__SHORT EXERCISE__
Count lines with "Universidad" in them. Report only the total.

__TASK INPUTS__
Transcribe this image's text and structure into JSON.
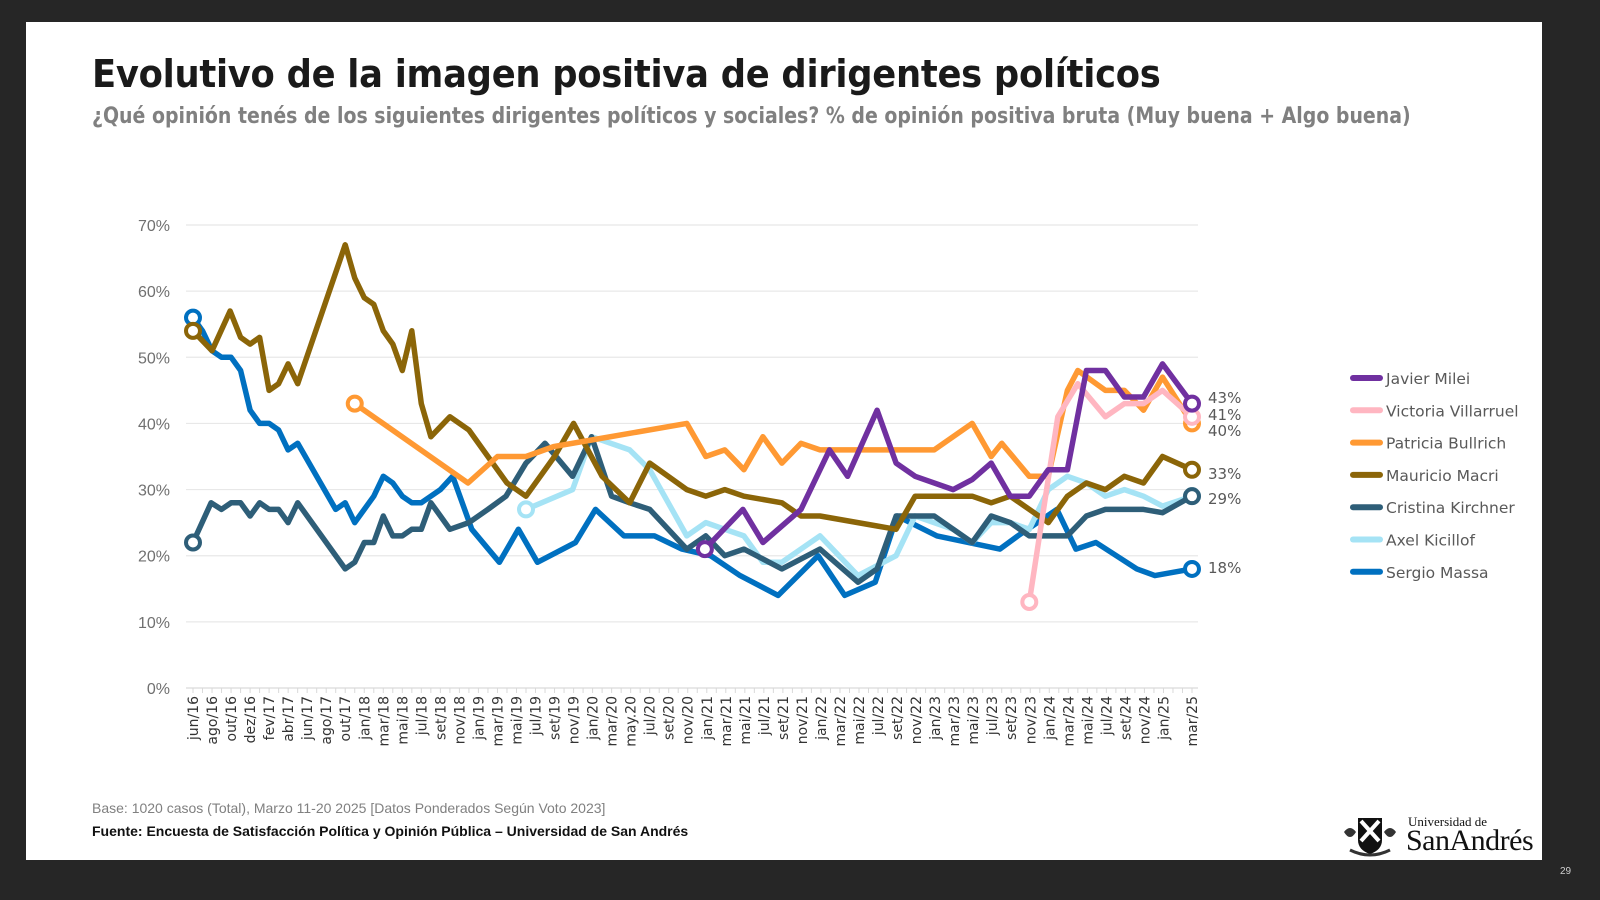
{
  "slide": {
    "title": "Evolutivo de la imagen positiva de dirigentes políticos",
    "subtitle": "¿Qué opinión tenés de los siguientes dirigentes políticos y sociales? % de opinión positiva bruta (Muy buena + Algo buena)",
    "base_note": "Base: 1020 casos (Total), Marzo 11-20 2025 [Datos Ponderados Según Voto 2023]",
    "source_note": "Fuente: Encuesta de Satisfacción Política y Opinión Pública – Universidad de San Andrés",
    "logo_small": "Universidad de",
    "logo_big": "SanAndrés",
    "page_number": "29"
  },
  "chart_data": {
    "type": "line",
    "title": "Evolutivo de la imagen positiva de dirigentes políticos",
    "xlabel": "",
    "ylabel": "",
    "ylim": [
      0,
      70
    ],
    "y_ticks": [
      "0%",
      "10%",
      "20%",
      "30%",
      "40%",
      "50%",
      "60%",
      "70%"
    ],
    "grid": true,
    "legend_position": "right",
    "x_unit": "months since jun/16",
    "x_range": [
      0,
      105
    ],
    "x_tick_labels": [
      "jun/16",
      "ago/16",
      "out/16",
      "dez/16",
      "fev/17",
      "abr/17",
      "jun/17",
      "ago/17",
      "out/17",
      "jan/18",
      "mar/18",
      "mai/18",
      "jul/18",
      "set/18",
      "nov/18",
      "jan/19",
      "mar/19",
      "mai/19",
      "jul/19",
      "set/19",
      "nov/19",
      "jan/20",
      "mar/20",
      "may.20",
      "jul/20",
      "set/20",
      "nov/20",
      "jan/21",
      "mar/21",
      "mai/21",
      "jul/21",
      "set/21",
      "nov/21",
      "jan/22",
      "mar/22",
      "mai/22",
      "jul/22",
      "set/22",
      "nov/22",
      "jan/23",
      "mar/23",
      "mai/23",
      "jul/23",
      "set/23",
      "nov/23",
      "jan/24",
      "mar/24",
      "mai/24",
      "jul/24",
      "set/24",
      "nov/24",
      "jan/25",
      "mar/25"
    ],
    "series": [
      {
        "name": "Javier Milei",
        "color": "#7030A0",
        "end_label": "43%",
        "points": [
          [
            53.8,
            21
          ],
          [
            57.8,
            27
          ],
          [
            59.9,
            22
          ],
          [
            63.9,
            27
          ],
          [
            66.9,
            36
          ],
          [
            68.8,
            32
          ],
          [
            71.9,
            42
          ],
          [
            73.9,
            34
          ],
          [
            75.9,
            32
          ],
          [
            79.9,
            30
          ],
          [
            81.9,
            31.5
          ],
          [
            83.9,
            34
          ],
          [
            85.9,
            29
          ],
          [
            87.9,
            29
          ],
          [
            89.9,
            33
          ],
          [
            91.9,
            33
          ],
          [
            93.9,
            48
          ],
          [
            95.9,
            48
          ],
          [
            97.9,
            44
          ],
          [
            99.9,
            44
          ],
          [
            101.9,
            49
          ],
          [
            105,
            43
          ]
        ]
      },
      {
        "name": "Victoria Villarruel",
        "color": "#FFB6C1",
        "end_label": "41%",
        "points": [
          [
            87.9,
            13
          ],
          [
            90.9,
            41
          ],
          [
            93.0,
            46
          ],
          [
            95.9,
            41
          ],
          [
            97.9,
            43
          ],
          [
            99.9,
            43
          ],
          [
            101.9,
            45
          ],
          [
            105,
            41
          ]
        ]
      },
      {
        "name": "Patricia Bullrich",
        "color": "#FF9933",
        "end_label": "40%",
        "points": [
          [
            17.0,
            43
          ],
          [
            28.9,
            31
          ],
          [
            32.0,
            35
          ],
          [
            35.0,
            35
          ],
          [
            37.9,
            36.5
          ],
          [
            41.9,
            37.5
          ],
          [
            51.9,
            40
          ],
          [
            53.9,
            35
          ],
          [
            55.9,
            36
          ],
          [
            57.9,
            33
          ],
          [
            59.9,
            38
          ],
          [
            61.9,
            34
          ],
          [
            63.9,
            37
          ],
          [
            65.9,
            36
          ],
          [
            69.9,
            36
          ],
          [
            73.9,
            36
          ],
          [
            77.9,
            36
          ],
          [
            81.9,
            40
          ],
          [
            83.9,
            35
          ],
          [
            85.0,
            37
          ],
          [
            87.9,
            32
          ],
          [
            89.9,
            32
          ],
          [
            91.9,
            45
          ],
          [
            93.0,
            48
          ],
          [
            95.9,
            45
          ],
          [
            97.9,
            45
          ],
          [
            99.9,
            42
          ],
          [
            101.9,
            47
          ],
          [
            105,
            40
          ]
        ]
      },
      {
        "name": "Mauricio Macri",
        "color": "#8B6508",
        "end_label": "33%",
        "points": [
          [
            0,
            54
          ],
          [
            2.0,
            51
          ],
          [
            3.9,
            57
          ],
          [
            5.0,
            53
          ],
          [
            6.0,
            52
          ],
          [
            7.0,
            53
          ],
          [
            8.0,
            45
          ],
          [
            9.0,
            46
          ],
          [
            10.0,
            49
          ],
          [
            11.0,
            46
          ],
          [
            16.0,
            67
          ],
          [
            17.0,
            62
          ],
          [
            18.0,
            59
          ],
          [
            19.0,
            58
          ],
          [
            20.0,
            54
          ],
          [
            21.0,
            52
          ],
          [
            22.0,
            48
          ],
          [
            23.0,
            54
          ],
          [
            24.0,
            43
          ],
          [
            25.0,
            38
          ],
          [
            27.0,
            41
          ],
          [
            29.0,
            39
          ],
          [
            31.0,
            35
          ],
          [
            33.0,
            31
          ],
          [
            35.0,
            29
          ],
          [
            38.0,
            35
          ],
          [
            40.0,
            40
          ],
          [
            43.0,
            32
          ],
          [
            45.9,
            28
          ],
          [
            48.0,
            34
          ],
          [
            51.9,
            30
          ],
          [
            53.9,
            29
          ],
          [
            55.9,
            30
          ],
          [
            57.9,
            29
          ],
          [
            61.9,
            28
          ],
          [
            63.9,
            26
          ],
          [
            65.9,
            26
          ],
          [
            71.9,
            24.5
          ],
          [
            73.9,
            24
          ],
          [
            75.9,
            29
          ],
          [
            79.9,
            29
          ],
          [
            81.9,
            29
          ],
          [
            83.9,
            28
          ],
          [
            85.9,
            29
          ],
          [
            87.9,
            27
          ],
          [
            89.9,
            25
          ],
          [
            91.9,
            29
          ],
          [
            93.9,
            31
          ],
          [
            95.9,
            30
          ],
          [
            97.9,
            32
          ],
          [
            99.9,
            31
          ],
          [
            101.9,
            35
          ],
          [
            105,
            33
          ]
        ]
      },
      {
        "name": "Cristina Kirchner",
        "color": "#2E5E78",
        "end_label": "",
        "points": [
          [
            0,
            22
          ],
          [
            1.9,
            28
          ],
          [
            3.0,
            27
          ],
          [
            4.0,
            28
          ],
          [
            5.0,
            28
          ],
          [
            6.0,
            26
          ],
          [
            7.0,
            28
          ],
          [
            8.0,
            27
          ],
          [
            9.0,
            27
          ],
          [
            10.0,
            25
          ],
          [
            11.0,
            28
          ],
          [
            16.0,
            18
          ],
          [
            17.0,
            19
          ],
          [
            18.0,
            22
          ],
          [
            19.0,
            22
          ],
          [
            20.0,
            26
          ],
          [
            21.0,
            23
          ],
          [
            22.0,
            23
          ],
          [
            23.0,
            24
          ],
          [
            24.0,
            24
          ],
          [
            25.0,
            28
          ],
          [
            26.0,
            26
          ],
          [
            27.0,
            24
          ],
          [
            29.0,
            25
          ],
          [
            31.0,
            27
          ],
          [
            32.9,
            29
          ],
          [
            35.0,
            34
          ],
          [
            37.0,
            37
          ],
          [
            39.9,
            32
          ],
          [
            41.9,
            38
          ],
          [
            44.0,
            29
          ],
          [
            45.9,
            28
          ],
          [
            48.0,
            27
          ],
          [
            51.9,
            21
          ],
          [
            53.9,
            23
          ],
          [
            55.9,
            20
          ],
          [
            57.9,
            21
          ],
          [
            61.9,
            18
          ],
          [
            65.9,
            21
          ],
          [
            69.9,
            16
          ],
          [
            71.9,
            18
          ],
          [
            73.9,
            26
          ],
          [
            77.9,
            26
          ],
          [
            81.9,
            22
          ],
          [
            83.9,
            26
          ],
          [
            85.9,
            25
          ],
          [
            87.9,
            23
          ],
          [
            89.9,
            23
          ],
          [
            91.9,
            23
          ],
          [
            93.9,
            26
          ],
          [
            95.9,
            27
          ],
          [
            97.9,
            27
          ],
          [
            99.9,
            27
          ],
          [
            101.9,
            26.5
          ],
          [
            105,
            29
          ]
        ]
      },
      {
        "name": "Axel Kicillof",
        "color": "#A5E3F5",
        "end_label": "29%",
        "points": [
          [
            35.0,
            27
          ],
          [
            39.9,
            30
          ],
          [
            41.9,
            38
          ],
          [
            45.9,
            36
          ],
          [
            48.0,
            33
          ],
          [
            51.9,
            23
          ],
          [
            53.9,
            25
          ],
          [
            55.9,
            24
          ],
          [
            57.9,
            23
          ],
          [
            59.9,
            19
          ],
          [
            61.9,
            19
          ],
          [
            65.9,
            23
          ],
          [
            69.9,
            17
          ],
          [
            73.9,
            20
          ],
          [
            75.9,
            26
          ],
          [
            79.9,
            24
          ],
          [
            81.9,
            22
          ],
          [
            83.9,
            25
          ],
          [
            85.9,
            25
          ],
          [
            87.9,
            24
          ],
          [
            89.9,
            30
          ],
          [
            91.9,
            32
          ],
          [
            93.9,
            31
          ],
          [
            95.9,
            29
          ],
          [
            97.9,
            30
          ],
          [
            99.9,
            29
          ],
          [
            101.9,
            27.5
          ],
          [
            105,
            29
          ]
        ]
      },
      {
        "name": "Sergio Massa",
        "color": "#0070C0",
        "end_label": "18%",
        "points": [
          [
            0,
            56
          ],
          [
            1.0,
            54
          ],
          [
            2.0,
            51
          ],
          [
            3.0,
            50
          ],
          [
            4.0,
            50
          ],
          [
            5.0,
            48
          ],
          [
            6.0,
            42
          ],
          [
            7.0,
            40
          ],
          [
            8.0,
            40
          ],
          [
            9.0,
            39
          ],
          [
            10.0,
            36
          ],
          [
            11.0,
            37
          ],
          [
            15.0,
            27
          ],
          [
            16.0,
            28
          ],
          [
            17.0,
            25
          ],
          [
            19.0,
            29
          ],
          [
            20.0,
            32
          ],
          [
            21.0,
            31
          ],
          [
            22.0,
            29
          ],
          [
            23.0,
            28
          ],
          [
            24.0,
            28
          ],
          [
            26.0,
            30
          ],
          [
            27.3,
            32
          ],
          [
            29.3,
            24
          ],
          [
            32.2,
            19
          ],
          [
            34.2,
            24
          ],
          [
            36.2,
            19
          ],
          [
            40.2,
            22
          ],
          [
            42.3,
            27
          ],
          [
            45.3,
            23
          ],
          [
            48.5,
            23
          ],
          [
            51.4,
            21
          ],
          [
            54.4,
            20
          ],
          [
            57.5,
            17
          ],
          [
            61.5,
            14
          ],
          [
            65.7,
            20
          ],
          [
            68.5,
            14
          ],
          [
            71.7,
            16
          ],
          [
            74.0,
            26
          ],
          [
            78.2,
            23
          ],
          [
            84.8,
            21
          ],
          [
            86.7,
            23
          ],
          [
            90.8,
            27
          ],
          [
            92.8,
            21
          ],
          [
            94.9,
            22
          ],
          [
            99.2,
            18
          ],
          [
            101.1,
            17
          ],
          [
            105,
            18
          ]
        ]
      }
    ]
  }
}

__WRITTEN ANSWER__
2